EXERCISE INPUTS
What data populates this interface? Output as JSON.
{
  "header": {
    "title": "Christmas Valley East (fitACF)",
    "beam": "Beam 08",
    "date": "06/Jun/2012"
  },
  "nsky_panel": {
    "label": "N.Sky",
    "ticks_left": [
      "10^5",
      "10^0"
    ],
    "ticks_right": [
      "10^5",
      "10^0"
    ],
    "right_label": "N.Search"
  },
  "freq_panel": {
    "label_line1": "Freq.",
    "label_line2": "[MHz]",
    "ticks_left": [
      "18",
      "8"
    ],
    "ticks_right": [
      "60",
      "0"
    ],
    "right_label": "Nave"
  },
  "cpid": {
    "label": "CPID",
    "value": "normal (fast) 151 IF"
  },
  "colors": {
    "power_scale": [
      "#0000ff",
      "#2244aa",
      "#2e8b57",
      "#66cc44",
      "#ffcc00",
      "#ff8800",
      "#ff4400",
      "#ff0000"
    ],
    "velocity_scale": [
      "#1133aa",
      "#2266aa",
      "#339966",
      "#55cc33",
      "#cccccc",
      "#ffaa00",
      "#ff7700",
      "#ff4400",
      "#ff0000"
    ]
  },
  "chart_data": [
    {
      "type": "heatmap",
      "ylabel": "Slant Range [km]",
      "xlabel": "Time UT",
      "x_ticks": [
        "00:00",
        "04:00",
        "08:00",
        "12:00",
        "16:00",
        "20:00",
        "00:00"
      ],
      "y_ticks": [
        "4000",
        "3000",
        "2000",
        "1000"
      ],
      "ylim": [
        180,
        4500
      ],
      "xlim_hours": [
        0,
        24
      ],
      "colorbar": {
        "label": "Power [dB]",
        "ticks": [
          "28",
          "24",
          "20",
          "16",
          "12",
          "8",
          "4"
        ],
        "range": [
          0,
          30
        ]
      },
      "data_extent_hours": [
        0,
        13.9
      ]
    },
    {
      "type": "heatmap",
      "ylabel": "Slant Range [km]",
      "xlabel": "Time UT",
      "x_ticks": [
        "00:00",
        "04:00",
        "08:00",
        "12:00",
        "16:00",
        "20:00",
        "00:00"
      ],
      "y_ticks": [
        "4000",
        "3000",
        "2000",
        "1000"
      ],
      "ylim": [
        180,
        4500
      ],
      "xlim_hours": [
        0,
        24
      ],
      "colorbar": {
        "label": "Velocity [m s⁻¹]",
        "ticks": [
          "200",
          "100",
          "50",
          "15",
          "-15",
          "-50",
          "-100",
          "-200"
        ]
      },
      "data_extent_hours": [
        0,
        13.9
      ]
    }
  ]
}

REQUIRED TASK
Print out the whole listing exactly as it appears.

ANSWER BELOW
What data populates this interface? Output as JSON.
{
  "header": {
    "title": "Christmas Valley East (fitACF)",
    "beam": "Beam 08",
    "date": "06/Jun/2012"
  },
  "nsky_panel": {
    "label": "N.Sky",
    "ticks_left": [
      "10^5",
      "10^0"
    ],
    "ticks_right": [
      "10^5",
      "10^0"
    ],
    "right_label": "N.Search"
  },
  "freq_panel": {
    "label_line1": "Freq.",
    "label_line2": "[MHz]",
    "ticks_left": [
      "18",
      "8"
    ],
    "ticks_right": [
      "60",
      "0"
    ],
    "right_label": "Nave"
  },
  "cpid": {
    "label": "CPID",
    "value": "normal (fast) 151 IF"
  },
  "colors": {
    "power_scale": [
      "#0000ff",
      "#2244aa",
      "#2e8b57",
      "#66cc44",
      "#ffcc00",
      "#ff8800",
      "#ff4400",
      "#ff0000"
    ],
    "velocity_scale": [
      "#1133aa",
      "#2266aa",
      "#339966",
      "#55cc33",
      "#cccccc",
      "#ffaa00",
      "#ff7700",
      "#ff4400",
      "#ff0000"
    ]
  },
  "chart_data": [
    {
      "type": "heatmap",
      "ylabel": "Slant Range [km]",
      "xlabel": "Time UT",
      "x_ticks": [
        "00:00",
        "04:00",
        "08:00",
        "12:00",
        "16:00",
        "20:00",
        "00:00"
      ],
      "y_ticks": [
        "4000",
        "3000",
        "2000",
        "1000"
      ],
      "ylim": [
        180,
        4500
      ],
      "xlim_hours": [
        0,
        24
      ],
      "colorbar": {
        "label": "Power [dB]",
        "ticks": [
          "28",
          "24",
          "20",
          "16",
          "12",
          "8",
          "4"
        ],
        "range": [
          0,
          30
        ]
      },
      "data_extent_hours": [
        0,
        13.9
      ]
    },
    {
      "type": "heatmap",
      "ylabel": "Slant Range [km]",
      "xlabel": "Time UT",
      "x_ticks": [
        "00:00",
        "04:00",
        "08:00",
        "12:00",
        "16:00",
        "20:00",
        "00:00"
      ],
      "y_ticks": [
        "4000",
        "3000",
        "2000",
        "1000"
      ],
      "ylim": [
        180,
        4500
      ],
      "xlim_hours": [
        0,
        24
      ],
      "colorbar": {
        "label": "Velocity [m s⁻¹]",
        "ticks": [
          "200",
          "100",
          "50",
          "15",
          "-15",
          "-50",
          "-100",
          "-200"
        ]
      },
      "data_extent_hours": [
        0,
        13.9
      ]
    }
  ]
}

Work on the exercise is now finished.